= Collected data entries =

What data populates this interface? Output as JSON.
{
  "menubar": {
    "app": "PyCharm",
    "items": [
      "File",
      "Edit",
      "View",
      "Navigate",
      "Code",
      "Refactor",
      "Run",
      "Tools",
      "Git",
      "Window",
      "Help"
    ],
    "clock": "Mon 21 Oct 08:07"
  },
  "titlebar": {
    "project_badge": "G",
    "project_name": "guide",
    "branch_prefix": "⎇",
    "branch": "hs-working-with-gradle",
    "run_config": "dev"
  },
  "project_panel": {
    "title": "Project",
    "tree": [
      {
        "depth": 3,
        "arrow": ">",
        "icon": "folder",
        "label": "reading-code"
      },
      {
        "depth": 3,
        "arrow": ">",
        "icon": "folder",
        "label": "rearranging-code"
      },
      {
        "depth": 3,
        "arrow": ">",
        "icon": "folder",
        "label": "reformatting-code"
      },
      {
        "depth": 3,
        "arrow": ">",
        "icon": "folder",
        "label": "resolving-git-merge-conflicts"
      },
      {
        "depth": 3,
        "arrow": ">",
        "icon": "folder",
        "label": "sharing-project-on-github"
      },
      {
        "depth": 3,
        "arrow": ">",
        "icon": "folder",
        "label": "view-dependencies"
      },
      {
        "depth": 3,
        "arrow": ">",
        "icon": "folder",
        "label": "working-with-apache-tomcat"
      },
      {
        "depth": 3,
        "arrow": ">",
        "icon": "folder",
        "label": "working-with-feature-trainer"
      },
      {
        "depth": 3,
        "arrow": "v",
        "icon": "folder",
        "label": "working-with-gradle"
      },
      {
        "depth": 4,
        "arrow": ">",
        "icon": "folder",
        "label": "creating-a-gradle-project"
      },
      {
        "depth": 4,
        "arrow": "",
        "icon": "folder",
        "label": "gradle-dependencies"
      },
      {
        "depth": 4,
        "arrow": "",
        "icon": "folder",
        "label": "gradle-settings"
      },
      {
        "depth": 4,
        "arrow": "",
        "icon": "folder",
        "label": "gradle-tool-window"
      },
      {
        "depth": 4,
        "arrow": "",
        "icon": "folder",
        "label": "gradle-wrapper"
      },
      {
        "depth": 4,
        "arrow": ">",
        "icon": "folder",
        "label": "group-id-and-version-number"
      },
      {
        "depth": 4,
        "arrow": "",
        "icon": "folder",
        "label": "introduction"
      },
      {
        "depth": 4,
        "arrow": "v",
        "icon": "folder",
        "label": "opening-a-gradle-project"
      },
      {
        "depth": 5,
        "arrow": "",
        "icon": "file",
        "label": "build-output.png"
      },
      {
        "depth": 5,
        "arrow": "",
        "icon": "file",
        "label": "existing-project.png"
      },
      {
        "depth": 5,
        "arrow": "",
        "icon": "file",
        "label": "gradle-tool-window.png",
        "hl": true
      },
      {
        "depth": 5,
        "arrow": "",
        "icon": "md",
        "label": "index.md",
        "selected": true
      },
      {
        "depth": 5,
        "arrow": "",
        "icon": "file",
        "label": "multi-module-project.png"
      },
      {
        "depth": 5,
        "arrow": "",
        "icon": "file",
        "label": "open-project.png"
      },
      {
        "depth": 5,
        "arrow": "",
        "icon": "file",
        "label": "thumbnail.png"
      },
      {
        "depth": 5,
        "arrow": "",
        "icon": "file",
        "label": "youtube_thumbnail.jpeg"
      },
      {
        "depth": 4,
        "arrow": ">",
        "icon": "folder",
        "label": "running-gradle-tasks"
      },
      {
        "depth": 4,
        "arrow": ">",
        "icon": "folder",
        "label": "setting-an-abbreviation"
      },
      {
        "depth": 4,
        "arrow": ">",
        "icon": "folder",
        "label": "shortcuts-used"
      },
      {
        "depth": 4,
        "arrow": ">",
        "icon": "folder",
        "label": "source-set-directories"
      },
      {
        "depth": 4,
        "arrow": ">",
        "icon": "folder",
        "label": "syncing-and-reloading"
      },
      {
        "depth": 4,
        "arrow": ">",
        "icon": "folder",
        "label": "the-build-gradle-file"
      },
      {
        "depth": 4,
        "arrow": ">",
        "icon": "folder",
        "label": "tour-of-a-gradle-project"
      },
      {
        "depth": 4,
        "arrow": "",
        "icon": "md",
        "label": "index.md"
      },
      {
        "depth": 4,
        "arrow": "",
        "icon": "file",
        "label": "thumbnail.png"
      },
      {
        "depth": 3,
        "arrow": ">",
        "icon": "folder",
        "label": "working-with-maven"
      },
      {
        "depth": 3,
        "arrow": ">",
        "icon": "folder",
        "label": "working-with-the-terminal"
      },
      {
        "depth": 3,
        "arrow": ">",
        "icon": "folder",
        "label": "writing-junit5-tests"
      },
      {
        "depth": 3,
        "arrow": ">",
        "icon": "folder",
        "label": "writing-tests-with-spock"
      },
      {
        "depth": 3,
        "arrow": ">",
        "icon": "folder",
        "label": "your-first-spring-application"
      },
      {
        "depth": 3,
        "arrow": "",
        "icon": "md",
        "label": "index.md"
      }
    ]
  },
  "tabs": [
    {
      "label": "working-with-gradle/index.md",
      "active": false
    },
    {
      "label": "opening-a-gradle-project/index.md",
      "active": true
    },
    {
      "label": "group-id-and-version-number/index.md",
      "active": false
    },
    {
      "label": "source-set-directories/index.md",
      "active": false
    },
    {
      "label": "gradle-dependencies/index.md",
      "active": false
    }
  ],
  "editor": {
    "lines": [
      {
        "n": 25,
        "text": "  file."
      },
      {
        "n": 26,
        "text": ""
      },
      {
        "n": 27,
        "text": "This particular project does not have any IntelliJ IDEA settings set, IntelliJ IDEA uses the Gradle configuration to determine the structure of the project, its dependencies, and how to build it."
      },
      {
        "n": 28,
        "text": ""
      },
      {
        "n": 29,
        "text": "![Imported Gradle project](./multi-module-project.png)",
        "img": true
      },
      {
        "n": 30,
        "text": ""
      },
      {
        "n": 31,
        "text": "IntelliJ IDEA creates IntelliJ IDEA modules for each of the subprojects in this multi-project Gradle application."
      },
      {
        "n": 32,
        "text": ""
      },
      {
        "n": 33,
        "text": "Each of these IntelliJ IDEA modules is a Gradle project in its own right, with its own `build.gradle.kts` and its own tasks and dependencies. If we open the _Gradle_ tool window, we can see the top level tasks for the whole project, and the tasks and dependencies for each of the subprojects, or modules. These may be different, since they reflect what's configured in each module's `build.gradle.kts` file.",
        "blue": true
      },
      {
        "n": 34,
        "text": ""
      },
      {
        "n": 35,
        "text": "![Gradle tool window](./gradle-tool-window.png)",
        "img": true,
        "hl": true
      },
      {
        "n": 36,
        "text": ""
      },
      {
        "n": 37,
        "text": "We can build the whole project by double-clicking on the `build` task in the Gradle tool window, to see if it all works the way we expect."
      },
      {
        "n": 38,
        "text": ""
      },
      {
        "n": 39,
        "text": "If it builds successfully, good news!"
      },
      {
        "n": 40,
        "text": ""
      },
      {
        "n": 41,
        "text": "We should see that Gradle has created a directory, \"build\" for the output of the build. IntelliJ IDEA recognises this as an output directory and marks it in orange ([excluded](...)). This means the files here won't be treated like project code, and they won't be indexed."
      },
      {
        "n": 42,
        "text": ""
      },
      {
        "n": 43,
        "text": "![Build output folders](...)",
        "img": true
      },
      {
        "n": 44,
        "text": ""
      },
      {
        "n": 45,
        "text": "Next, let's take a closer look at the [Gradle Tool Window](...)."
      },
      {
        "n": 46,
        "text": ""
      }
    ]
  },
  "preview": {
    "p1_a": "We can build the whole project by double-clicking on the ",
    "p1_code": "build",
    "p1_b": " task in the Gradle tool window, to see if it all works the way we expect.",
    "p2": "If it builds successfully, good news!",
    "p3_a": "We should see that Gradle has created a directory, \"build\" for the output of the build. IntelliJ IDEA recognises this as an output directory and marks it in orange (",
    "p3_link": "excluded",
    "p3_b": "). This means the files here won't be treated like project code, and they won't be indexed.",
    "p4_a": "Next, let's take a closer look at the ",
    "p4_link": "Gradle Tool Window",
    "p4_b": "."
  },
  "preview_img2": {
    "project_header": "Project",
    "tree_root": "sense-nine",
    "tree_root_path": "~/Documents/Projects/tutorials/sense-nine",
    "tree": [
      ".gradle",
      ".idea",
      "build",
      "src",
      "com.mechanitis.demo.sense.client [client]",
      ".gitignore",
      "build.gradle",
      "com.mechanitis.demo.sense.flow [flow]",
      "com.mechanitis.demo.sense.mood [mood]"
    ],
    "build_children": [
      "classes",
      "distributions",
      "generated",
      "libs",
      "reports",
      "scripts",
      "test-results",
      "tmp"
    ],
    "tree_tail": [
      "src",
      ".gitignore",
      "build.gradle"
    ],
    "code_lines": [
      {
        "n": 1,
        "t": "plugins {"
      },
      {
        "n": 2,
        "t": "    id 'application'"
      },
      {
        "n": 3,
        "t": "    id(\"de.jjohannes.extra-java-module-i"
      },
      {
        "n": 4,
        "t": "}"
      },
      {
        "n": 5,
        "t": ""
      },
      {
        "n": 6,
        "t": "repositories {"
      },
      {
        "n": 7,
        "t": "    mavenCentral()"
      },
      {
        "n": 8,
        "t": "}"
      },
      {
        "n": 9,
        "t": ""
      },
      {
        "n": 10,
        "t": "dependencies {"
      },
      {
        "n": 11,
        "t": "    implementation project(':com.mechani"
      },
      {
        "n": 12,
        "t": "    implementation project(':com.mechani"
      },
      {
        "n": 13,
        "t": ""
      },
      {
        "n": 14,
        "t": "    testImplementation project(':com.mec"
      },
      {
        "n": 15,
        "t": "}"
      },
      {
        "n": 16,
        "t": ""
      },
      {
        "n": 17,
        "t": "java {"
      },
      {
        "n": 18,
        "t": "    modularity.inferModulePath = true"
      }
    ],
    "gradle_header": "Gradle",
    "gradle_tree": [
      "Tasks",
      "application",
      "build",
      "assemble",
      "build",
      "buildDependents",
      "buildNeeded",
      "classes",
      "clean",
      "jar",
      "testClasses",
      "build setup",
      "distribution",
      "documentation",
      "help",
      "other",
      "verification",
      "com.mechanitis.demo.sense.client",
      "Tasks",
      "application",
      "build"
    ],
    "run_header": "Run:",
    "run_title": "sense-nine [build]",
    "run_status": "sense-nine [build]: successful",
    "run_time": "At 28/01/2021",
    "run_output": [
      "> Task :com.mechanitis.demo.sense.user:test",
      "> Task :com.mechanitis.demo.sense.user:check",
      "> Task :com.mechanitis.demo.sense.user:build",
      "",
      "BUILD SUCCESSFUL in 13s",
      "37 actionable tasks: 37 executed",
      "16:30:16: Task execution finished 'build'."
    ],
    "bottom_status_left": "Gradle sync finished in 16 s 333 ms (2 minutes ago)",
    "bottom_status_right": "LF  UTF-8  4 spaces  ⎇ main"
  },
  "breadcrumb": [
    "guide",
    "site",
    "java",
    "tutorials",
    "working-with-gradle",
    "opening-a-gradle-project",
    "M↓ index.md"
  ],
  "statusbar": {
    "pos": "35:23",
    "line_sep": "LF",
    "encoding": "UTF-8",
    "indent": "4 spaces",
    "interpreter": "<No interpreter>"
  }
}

= PROBLEM REQUIREMENTS =
Filter the records above and return every line that holds the word "news".

= EXPECTED ANSWER =
        "text": "If it builds successfully, good news!"
    "p2": "If it builds successfully, good news!",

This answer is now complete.